● STATED PROBLEM: Reproduce each line exactly.

● RECORD LIST:
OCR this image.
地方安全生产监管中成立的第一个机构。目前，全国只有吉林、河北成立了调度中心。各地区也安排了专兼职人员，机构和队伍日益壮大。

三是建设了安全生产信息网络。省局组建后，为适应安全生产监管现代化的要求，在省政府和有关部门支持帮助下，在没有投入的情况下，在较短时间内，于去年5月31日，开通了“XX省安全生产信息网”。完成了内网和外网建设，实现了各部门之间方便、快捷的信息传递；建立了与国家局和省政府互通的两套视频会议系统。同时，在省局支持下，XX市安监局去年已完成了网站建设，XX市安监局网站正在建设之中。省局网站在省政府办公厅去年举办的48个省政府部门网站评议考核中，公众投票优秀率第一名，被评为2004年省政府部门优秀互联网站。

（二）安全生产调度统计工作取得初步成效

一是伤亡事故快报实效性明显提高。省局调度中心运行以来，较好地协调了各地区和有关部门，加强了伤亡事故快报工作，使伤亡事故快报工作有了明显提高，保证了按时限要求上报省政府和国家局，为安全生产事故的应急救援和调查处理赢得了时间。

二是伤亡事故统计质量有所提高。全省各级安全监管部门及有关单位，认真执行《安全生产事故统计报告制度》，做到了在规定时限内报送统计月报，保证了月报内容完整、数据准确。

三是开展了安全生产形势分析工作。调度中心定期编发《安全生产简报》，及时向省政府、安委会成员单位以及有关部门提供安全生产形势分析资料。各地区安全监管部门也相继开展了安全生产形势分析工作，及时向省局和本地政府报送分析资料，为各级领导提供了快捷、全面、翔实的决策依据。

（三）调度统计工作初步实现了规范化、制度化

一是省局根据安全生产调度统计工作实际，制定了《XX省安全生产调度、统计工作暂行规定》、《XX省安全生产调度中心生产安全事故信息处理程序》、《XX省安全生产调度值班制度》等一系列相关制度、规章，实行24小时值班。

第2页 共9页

● ANSWER FOR THE TASK:
OCR this image.
地方安全生产监管中成立的第一个机构。目前，全国只有吉林、河北成立了调度中心。各地区也安排了专兼职人员，机构和队伍日益壮大。

三是建设了安全生产信息网络。省局组建后，为适应安全生产监管现代化的要求，在省政府和有关部门支持帮助下，在没有投入的情况下，在较短时间内，于去年5月31日，开通了“XX省安全生产信息网”。完成了内网和外网建设，实现了各部门之间方便、快捷的信息传递；建立了与国家局和省政府互通的两套视频会议系统。同时，在省局支持下，XX市安监局去年已完成了网站建设，XX市安监局网站正在建设之中。省局网站在省政府办公厅去年举办的48个省政府部门网站评议考核中，公众投票优秀率第一名，被评为2004年省政府部门优秀互联网站。

（二）安全生产调度统计工作取得初步成效

一是伤亡事故快报实效性明显提高。省局调度中心运行以来，较好地协调了各地区和有关部门，加强了伤亡事故快报工作，使伤亡事故快报工作有了明显提高，保证了按时限要求上报省政府和国家局，为安全生产事故的应急救援和调查处理赢得了时间。

二是伤亡事故统计质量有所提高。全省各级安全监管部门及有关单位，认真执行《安全生产事故统计报告制度》，做到了在规定时限内报送统计月报，保证了月报内容完整、数据准确。

三是开展了安全生产形势分析工作。调度中心定期编发《安全生产简报》，及时向省政府、安委会成员单位以及有关部门提供安全生产形势分析资料。各地区安全监管部门也相继开展了安全生产形势分析工作，及时向省局和本地政府报送分析资料，为各级领导提供了快捷、全面、翔实的决策依据。

（三）调度统计工作初步实现了规范化、制度化

一是省局根据安全生产调度统计工作实际，制定了《XX省安全生产调度、统计工作暂行规定》、《XX省安全生产调度中心生产安全事故信息处理程序》、《XX省安全生产调度值班制度》等一系列相关制度、规章，实行24小时值班。

第2页 共9页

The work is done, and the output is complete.